DIRECTION 1:
Answer these from the forum post about Manchester's Jewish community:
(a) Which city's Jewish population is Greater Manchester's said to be second only to?
(b) What group is named as striving to increase pluralism?
(c) According to the BBC article the poster mentions, where was the growth in the UK's orthodox Jewish population coming from?

Begin SOURCE EXCERPT

Review of ITV1's Strictly Kosher look at Manchester's Jewish community | The Natter

Compare this with one of the largest Muslim communities in the UK

The Jewish population is second only to London,[71] and Greater Manchester also has one of the largest Muslim populations.

Manchester - Wikipedia, the free encyclopedia

And with groups like 'Muslim and Jewish forum of Greater Manchester' striving to increase pluralism, work very rarely reported.

"There’s a lot of animosity between Jews and Muslims because of Palestine, but we don’t want that to filter into our country. People might think we shouldn’t travel there as a group but we want to get rid of those perceptions"

Jews and Muslims from Manchester put faith in a joint pilgrimage | Manchester Evening News - menmedia.co.uk

It shows an inner strength, and forward thinking, by such groups to be able to look beyond their regional conflict and make the pilgrimage as a unified group. Perhaps this illuminates the positives of Multiculturalism?

Paul
 
Considering the level of anti semitism --snip-- (from some quarters)

You missed a corker of a claim of an "Arab lobby" that dominates UK press in another thread. Was strange to see who got fooled.

-- it is very pleasing to view a recent program which highlighted the fastest growing Jewish community in Europe happens to be in the City of Manchester, England

--snip--

I'll check your links but are you talking about orthodox jews or secular jews?

I've read one poster's repeated claims that UK jewry is / was being forced out of the UK by anti-semitic activity in the press and uk culture but a study by a Manchester Jewish group found that most secular jews weren't leaving the UK but simply mixing in with the UK population. Any "disappearance" was simply from self identification and not for any sinister reason but just integration into wider society.

The same BBC article went on to point out that the orthodox jewish population of the UK was growing - not from numbers displaced from supposedly hostile European neighbours over-run by nasty smelly muslims but from Israel.

Why were Orthodox jews coming to the UK and having large families? Simply because they felt comfortable here.

I'll search the BBC website for the article. Yours must be more recent than the January article I read as it didn't mention any locations for population growth.

End SOURCE EXCERPT
Begin DATA EXCERPTS

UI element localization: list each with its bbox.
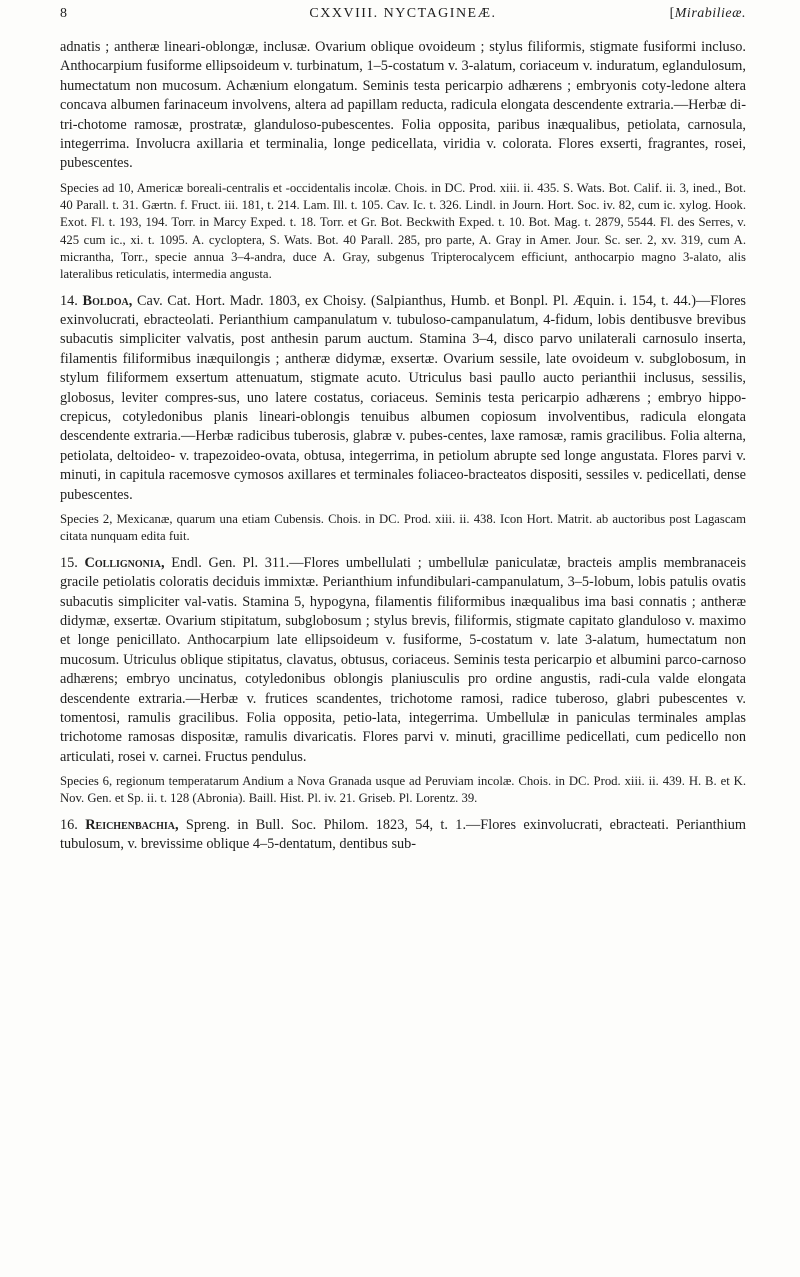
page-number: 8 xyxy=(60,6,68,21)
paragraph-collignonia-species: Species 6, regionum temperatarum Andium a Nova Granada usque ad Peruviam incolæ. Chois. in DC. Prod. xiii. ii. 439. H. B. et K. Nov. Gen. et Sp. ii. t. 128 (Abronia). Baill. Hist. Pl. iv. 21. Griseb. Pl. Lorentz. 39. xyxy=(60,774,746,806)
paragraph-collignonia xyxy=(60,554,746,767)
paragraph-reichenbachia xyxy=(60,816,746,855)
genus-name: Boldoa, xyxy=(82,292,133,309)
tribe-bracket: [ xyxy=(669,6,675,21)
genus-number: 15. xyxy=(60,554,78,571)
genus-description: Cav. Cat. Hort. Madr. 1803, ex Choisy. (Salpianthus, Humb. et Bonpl. Pl. Æquin. i. 154, t. 44.)—Flores exinvolucrati, ebracteolati. Perianthium campanulatum v. tubuloso-campanulatum, 4-fidum, lobis dentibusve brevibus subacutis simpliciter valvatis, post anthesin parum auctum. Stamina 3–4, disco parvo unilaterali carnosulo inserta, filamentis filiformibus inæquilongis ; antheræ didymæ, exsertæ. Ovarium sessile, late ovoideum v. subglobosum, in stylum filiformem exsertum attenuatum, stigmate acuto. Utriculus basi paullo aucto perianthii inclusus, sessilis, globosus, leviter compres-sus, uno latere costatus, coriaceus. Seminis testa pericarpio adhærens ; embryo hippo-crepicus, cotyledonibus planis lineari-oblongis tenuibus albumen copiosum involventibus, radicula elongata descendente extraria.—Herbæ radicibus tuberosis, glabræ v. pubes-centes, laxe ramosæ, ramis gracilibus. Folia alterna, petiolata, deltoideo- v. trapezoideo-ovata, obtusa, integerrima, in petiolum abrupte sed longe angustata. Flores parvi v. minuti, in capitula racemosve cymosos axillares et terminales foliaceo-bracteatos dispositi, sessiles v. pedicellati, dense pubescentes. xyxy=(60,292,746,503)
genus-description: Endl. Gen. Pl. 311.—Flores umbellulati ; umbellulæ paniculatæ, bracteis amplis membranaceis gracile petiolatis coloratis deciduis immixtæ. Perianthium infundibulari-campanulatum, 3–5-lobum, lobis patulis ovatis subacutis simpliciter val-vatis. Stamina 5, hypogyna, filamentis filiformibus inæqualibus ima basi connatis ; antheræ didymæ, exsertæ. Ovarium stipitatum, subglobosum ; stylus brevis, filiformis, stigmate capitato glanduloso v. maximo et longe penicillato. Anthocarpium late ellipsoideum v. fusiforme, 5-costatum v. late 3-alatum, humectatum non mucosum. Utriculus oblique stipitatus, clavatus, obtusus, coriaceus. Seminis testa pericarpio et albumini parco-carnoso adhærens; embryo uncinatus, cotyledonibus oblongis planiusculis pro ordine angustis, radi-cula valde elongata descendente extraria.—Herbæ v. frutices scandentes, trichotome ramosi, radice tuberoso, glabri pubescentes v. tomentosi, ramulis gracilibus. Folia opposita, petio-lata, integerrima. Umbellulæ in paniculas terminales amplas trichotome ramosas dispositæ, ramulis divaricatis. Flores parvi v. minuti, gracillime pedicellati, cum pedicello non articulati, rosei v. carnei. Fructus pendulus. xyxy=(60,554,747,765)
paragraph-abronia-species: Species ad 10, Americæ boreali-centralis et -occidentalis incolæ. Chois. in DC. Prod. xiii. ii. 435. S. Wats. Bot. Calif. ii. 3, ined., Bot. 40 Parall. t. 31. Gærtn. f. Fruct. iii. 181, t. 214. Lam. Ill. t. 105. Cav. Ic. t. 326. Lindl. in Journ. Hort. Soc. iv. 82, cum ic. xylog. Hook. Exot. Fl. t. 193, 194. Torr. in Marcy Exped. t. 18. Torr. et Gr. Bot. Beckwith Exped. t. 10. Bot. Mag. t. 2879, 5544. Fl. des Serres, v. 425 cum ic., xi. t. 1095. A. cycloptera, S. Wats. Bot. 40 Parall. 285, pro parte, A. Gray in Amer. Jour. Sc. ser. 2, xv. 319, cum A. micrantha, Torr., specie annua 3–4-andra, duce A. Gray, subgenus Tripterocalycem efficiunt, anthocarpio magno 3-alato, alis lateralibus reticulatis, intermedia angusta. xyxy=(60,180,746,282)
genus-number: 16. xyxy=(60,816,78,833)
paragraph-boldoa xyxy=(60,292,746,505)
tribe-heading xyxy=(670,6,746,22)
order-heading: CXXVIII. NYCTAGINEÆ. xyxy=(309,6,497,21)
paragraph-abronia-desc: adnatis ; antheræ lineari-oblongæ, inclusæ. Ovarium oblique ovoideum ; stylus filiformis, stigmate fusiformi incluso. Anthocarpium fusiforme ellipsoideum v. turbinatum, 1–5-costatum v. 3-alatum, coriaceum v. induratum, eglandulosum, humectatum non mucosum. Achænium elongatum. Seminis testa pericarpio adhærens ; embryonis coty-ledone altera concava albumen farinaceum involvens, altera ad papillam reducta, radicula elongata descendente extraria.—Herbæ di-tri-chotome ramosæ, prostratæ, glanduloso-pubescentes. Folia opposita, paribus inæqualibus, petiolata, carnosula, integerrima. Involucra axillaria et terminalia, longe pedicellata, viridia v. colorata. Flores exserti, fragrantes, rosei, pubescentes. xyxy=(60,39,746,172)
genus-description: Spreng. in Bull. Soc. Philom. 1823, 54, t. 1.—Flores exinvolucrati, ebracteati. Perianthium tubulosum, v. brevissime oblique 4–5-dentatum, dentibus sub- xyxy=(60,816,747,853)
paragraph-boldoa-species: Species 2, Mexicanæ, quarum una etiam Cubensis. Chois. in DC. Prod. xiii. ii. 438. Icon Hort. Matrit. ab auctoribus post Lagascam citata nunquam edita fuit. xyxy=(60,512,746,544)
tribe-name: Mirabilieæ. xyxy=(674,6,746,21)
page xyxy=(0,6,800,1277)
body-text xyxy=(60,38,746,855)
genus-name: Collignonia, xyxy=(84,554,165,571)
running-head xyxy=(60,6,746,26)
genus-name: Reichenbachia, xyxy=(85,816,179,833)
genus-number: 14. xyxy=(60,292,78,309)
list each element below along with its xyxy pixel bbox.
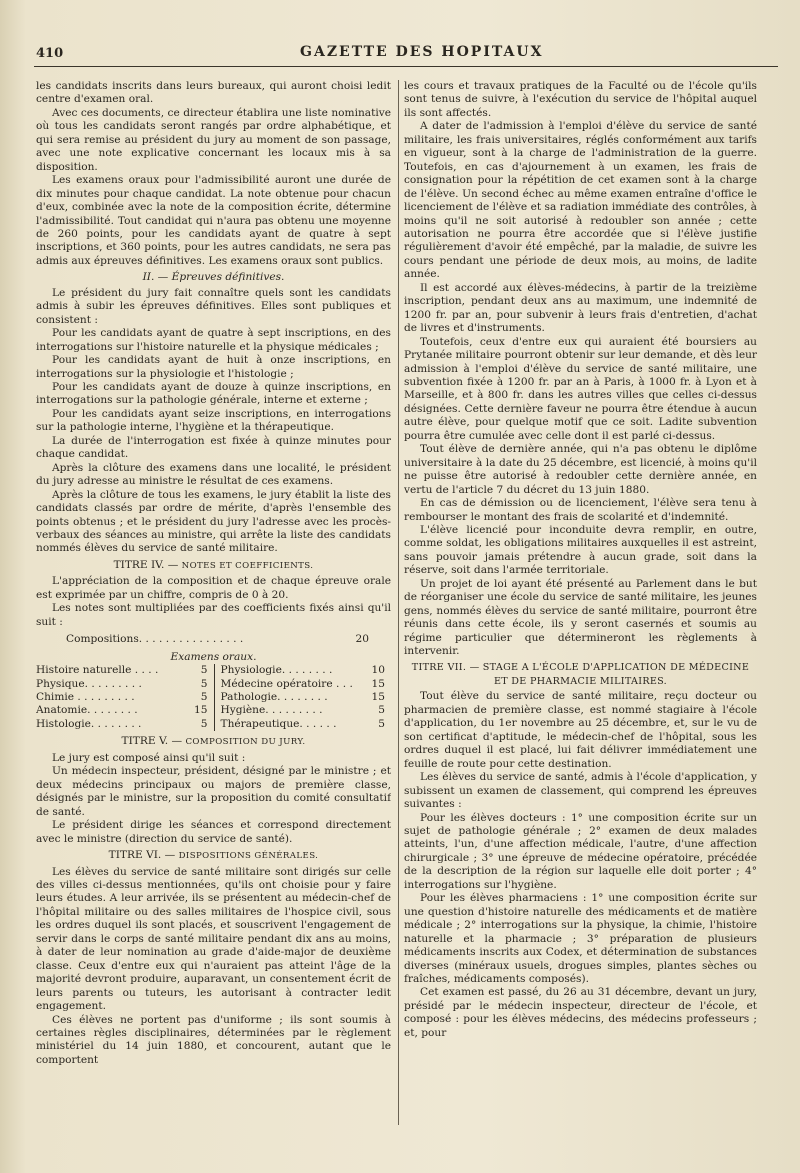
coefficient-row [221,718,392,731]
coefficient-row [221,678,392,691]
titre-heading [36,849,391,864]
subject-coef: 10 [371,664,385,677]
compositions-value: 20 [355,633,369,646]
paragraph: L'élève licencié pour inconduite devra remplir, en outre, comme soldat, les obligations militaires auxquelles il est astreint, sans pouvoir jamais prétendre à aucun grade, soit dans la réserve, soit dans l'armée territoriale. [404,523,757,577]
column-divider [398,80,399,1125]
subject-name: Histologie. . . . . . . . [36,717,142,730]
paragraph: Les examens oraux pour l'admissibilité auront une durée de dix minutes pour chaque candidat. La note obtenue pour chacun d'eux, combinée avec la note de la composition écrite, détermine l'admissibilité. Tout candidat qui n'aura pas obtenu une moyenne de 260 points, pour les candidats ayant de quatre à sept inscriptions, et 360 points, pour les autres candidats, ne sera pas admis aux épreuves définitives. Les examens oraux sont publics. [36,174,391,267]
paragraph: Pour les candidats ayant de huit à onze inscriptions, en interrogations sur la physiologie et l'histologie ; [36,354,391,380]
paragraph: Les élèves du service de santé militaire sont dirigés sur celle des villes ci-dessus mentionnées, qu'ils ont choisie pour y faire leurs études. A leur arrivée, ils se présentent au médecin-chef de l'hôpital militaire ou des salles militaires de l'hospice civil, sous les ordres duquel ils sont placés, et souscrivent l'engagement de servir dans le corps de santé militaire pendant dix ans au moins, à dater de leur nomination au grade d'aide-major de deuxième classe. Ceux d'entre eux qui n'auraient pas atteint l'âge de la majorité devront produire, auparavant, un consentement écrit de leurs parents ou tuteurs, les autorisant à contracter ledit engagement. [36,865,391,1013]
paragraph: Il est accordé aux élèves-médecins, à partir de la treizième inscription, pendant deux ans au maximum, une indemnité de 1200 fr. par an, pour subvenir à leurs frais d'entretien, d'achat de livres et d'instruments. [404,281,757,335]
coefficient-row [221,704,392,717]
subject-name: Anatomie. . . . . . . . [36,704,138,717]
left-column [36,80,391,1155]
subject-coef: 15 [371,677,385,690]
journal-title: GAZETTE DES HOPITAUX [300,44,544,60]
subject-name: Médecine opératoire . . . [220,677,353,690]
coefficient-row [36,704,214,717]
subject-coef: 5 [200,691,208,704]
paragraph: La durée de l'interrogation est fixée à quinze minutes pour chaque candidat. [36,434,391,461]
paragraph: les cours et travaux pratiques de la Faculté ou de l'école qu'ils sont tenus de suivre, à l'exécution du service de l'hôpital auquel ils sont affectés. [404,80,757,119]
subject-coef: 5 [200,717,208,730]
subject-name: Physiologie. . . . . . . . [220,664,333,677]
paragraph: Pour les élèves docteurs : 1° une composition écrite sur un sujet de pathologie générale ; 2° examen de deux malades atteints, l'un, d'une affection médicale, l'autre, d'une affection chirurgicale ; 3° une épreuve de médecine opératoire, précédée de la description de la région sur laquelle elle doit porter ; 4° interrogations sur l'hygiène. [404,811,757,891]
subject-coef: 5 [200,664,208,677]
paragraph: Tout élève du service de santé militaire, reçu docteur ou pharmacien de première classe, est nommé stagiaire à l'école d'application, du 1er novembre au 25 décembre, et, sur le vu de son certificat d'aptitude, le médecin-chef de l'hôpital, sous les ordres duquel il est placé, lui fait délivrer immédiatement une feuille de route pour cette destination. [404,690,757,770]
titre-number: TITRE V. — [121,735,186,748]
subject-name: Chimie . . . . . . . . . [36,691,135,704]
paragraph: Avec ces documents, ce directeur établira une liste nominative où tous les candidats seront rangés par ordre alphabétique, et qui sera remise au président du jury au moment de son passage, avec une note explicative concernant les locaux mis à sa disposition. [36,106,391,173]
subject-coef: 15 [371,691,385,704]
paragraph: les candidats inscrits dans leurs bureaux, qui auront choisi ledit centre d'examen oral. [36,80,391,106]
section-heading: II. — Épreuves définitives. [142,271,285,284]
paragraph: En cas de démission ou de licenciement, l'élève sera tenu à rembourser le montant des frais de scolarité et d'indemnité. [404,497,757,523]
titre-line: TITRE VII. — STAGE A L'ÉCOLE D'APPLICATION DE MÉDECINE [411,662,750,674]
paragraph: Un médecin inspecteur, président, désigné par le ministre ; et deux médecins principaux ou majors de première classe, désignés par le ministre, sur la proposition du comité consultatif de santé. [36,765,391,818]
titre-title: COMPOSITION DU JURY. [185,737,306,748]
paragraph: Un projet de loi ayant été présenté au Parlement dans le but de réorganiser une école du service de santé militaire, les jeunes gens, nommés élèves du service de santé militaire, pourront être réunis dans cette école, ils y seront casernés et soumis au régime particulier que détermineront les règlements à intervenir. [404,577,757,658]
subject-coef: 5 [200,677,208,690]
paragraph: Après la clôture des examens dans une localité, le président du jury adresse au ministre le résultat de ces examens. [36,461,391,488]
paragraph: Pour les candidats ayant seize inscriptions, en interrogations sur la pathologie interne, l'hygiène et la thérapeutique. [36,407,391,434]
coefficient-row [36,664,214,677]
titre-number: TITRE VI. — [108,849,179,862]
compositions-label: Compositions. . . . . . . . . . . . . . . . [66,633,244,646]
subject-coef: 15 [194,704,208,717]
paragraph: A dater de l'admission à l'emploi d'élève du service de santé militaire, les frais universitaires, réglés conformément aux tarifs en vigueur, sont à la charge de l'administration de la guerre. Toutefois, en cas d'ajournement à un examen, les frais de consignation pour la répétition de cet examen sont à la charge de l'élève. Un second échec au même examen entraîne d'office le licenciement de l'élève et sa radiation immédiate des contrôles, à moins qu'il ne soit autorisé à redoubler son année ; cette autorisation ne pourra être accordée que si l'élève justifie régulièrement d'avoir été empêché, par la maladie, de suivre les cours pendant une période de deux mois, au moins, de ladite année. [404,120,757,281]
subject-name: Hygiène. . . . . . . . . [220,704,323,717]
paragraph: L'appréciation de la composition et de chaque épreuve orale est exprimée par un chiffre, compris de 0 à 20. [36,575,391,601]
titre-line: ET DE PHARMACIE MILITAIRES. [493,675,668,687]
titre-heading [36,559,391,574]
titre-heading [36,735,391,750]
header-rule [34,66,778,67]
paragraph: Le jury est composé ainsi qu'il suit : [52,751,246,764]
paragraph: Cet examen est passé, du 26 au 31 décembre, devant un jury, présidé par le médecin inspecteur, directeur de l'école, et composé : pour les élèves médecins, des médecins professeurs ; et, pour [404,986,757,1039]
paragraph: Tout élève de dernière année, qui n'a pas obtenu le diplôme universitaire à la date du 25 décembre, est licencié, à moins qu'il ne puisse être autorisé à redoubler cette dernière année, en vertu de l'article 7 du décret du 13 juin 1880. [404,443,757,496]
titre-number: TITRE IV. — [113,558,182,571]
paragraph: Le président dirige les séances et correspond directement avec le ministre (direction du service de santé). [36,819,391,845]
paragraph: Toutefois, ceux d'entre eux qui auraient été boursiers au Prytanée militaire pourront obtenir sur leur demande, et dès leur admission à l'emploi d'élève du service de santé militaire, une subvention fixée à 1200 fr. par an à Paris, à 1000 fr. à Lyon et à Marseille, et à 800 fr. dans les autres villes que celles ci-dessus désignées. Cette dernière faveur ne pourra être étendue à aucun autre élève, pour quelque motif que ce soit. Ladite subvention pourra être cumulée avec celle dont il est parlé ci-dessus. [404,335,757,442]
paragraph: Ces élèves ne portent pas d'uniforme ; ils sont soumis à certaines règles disciplinaires, déterminées par le règlement ministériel du 14 juin 1880, et concourent, autant que le comportent [36,1013,391,1066]
compositions-row [36,633,391,646]
subject-name: Pathologie. . . . . . . . [220,691,328,704]
coefficient-row [221,691,392,704]
subject-coef: 5 [378,717,385,730]
titre-title: NOTES ET COEFFICIENTS. [181,560,314,571]
coefficient-column-left [36,664,214,731]
paragraph: Les notes sont multipliées par des coefficients fixés ainsi qu'il suit : [36,602,391,628]
paragraph: Le président du jury fait connaître quels sont les candidats admis à subir les épreuves définitives. Elles sont publiques et consistent : [36,286,391,326]
paragraph: Pour les candidats ayant de quatre à sept inscriptions, en des interrogations sur l'histoire naturelle et la physique médicales ; [36,327,391,353]
paragraph: Après la clôture de tous les examens, le jury établit la liste des candidats classés par ordre de mérite, d'après l'ensemble des points obtenus ; et le président du jury l'adresse avec les procès-verbaux des séances au ministre, qui arrête la liste des candidats nommés élèves du service de santé militaire. [36,488,391,555]
subject-name: Histoire naturelle . . . . [36,664,159,677]
coefficient-column-right [214,664,392,731]
subject-name: Thérapeutique. . . . . . [220,717,337,730]
right-column [404,80,757,1155]
paragraph: Pour les candidats ayant de douze à quinze inscriptions, en interrogations sur la pathologie générale, interne et externe ; [36,381,391,407]
coefficient-row [221,664,392,677]
paragraph: Les élèves du service de santé, admis à l'école d'application, y subissent un examen de classement, qui comprend les épreuves suivantes : [404,771,757,811]
coefficient-table [36,664,391,731]
subject-coef: 5 [378,704,385,717]
paragraph: Pour les élèves pharmaciens : 1° une composition écrite sur une question d'histoire naturelle des médicaments et de matière médicale ; 2° interrogations sur la physique, la chimie, l'histoire naturelle et la pharmacie ; 3° préparation de plusieurs médicaments inscrits aux Codex, et détermination de substances diverses (minéraux usuels, drogues simples, plantes sèches ou fraîches, médicaments composés). [404,892,757,985]
exams-header: Examens oraux. [170,650,257,663]
titre-title: DISPOSITIONS GÉNÉRALES. [178,851,319,862]
coefficient-row [36,691,214,704]
coefficient-row [36,718,214,731]
coefficient-row [36,678,214,691]
titre-heading [404,661,757,688]
page-number: 410 [36,46,64,61]
subject-name: Physique. . . . . . . . . [36,677,142,690]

End DATA EXCERPTS

DIRECTION 2:
Repeat everything in the records from the line that contains "page-number: 8 xyxy=(60,6,68,21)" down to the line that contains "genus-number: 15. xyxy=(60,554,78,571)", including both of those lines.

EXPECTED ANSWER 1:
(a) London
(b) The 'Muslim and Jewish forum of Greater Manchester'
(c) Israel

EXPECTED ANSWER 2:
page-number: 8 xyxy=(60,6,68,21)
paragraph-collignonia-species: Species 6, regionum temperatarum Andium a Nova Granada usque ad Peruviam incolæ. Chois. in DC. Prod. xiii. ii. 439. H. B. et K. Nov. Gen. et Sp. ii. t. 128 (Abronia). Baill. Hist. Pl. iv. 21. Griseb. Pl. Lorentz. 39. xyxy=(60,774,746,806)
paragraph-collignonia xyxy=(60,554,746,767)
paragraph-reichenbachia xyxy=(60,816,746,855)
genus-name: Boldoa, xyxy=(82,292,133,309)
tribe-bracket: [ xyxy=(669,6,675,21)
genus-number: 15. xyxy=(60,554,78,571)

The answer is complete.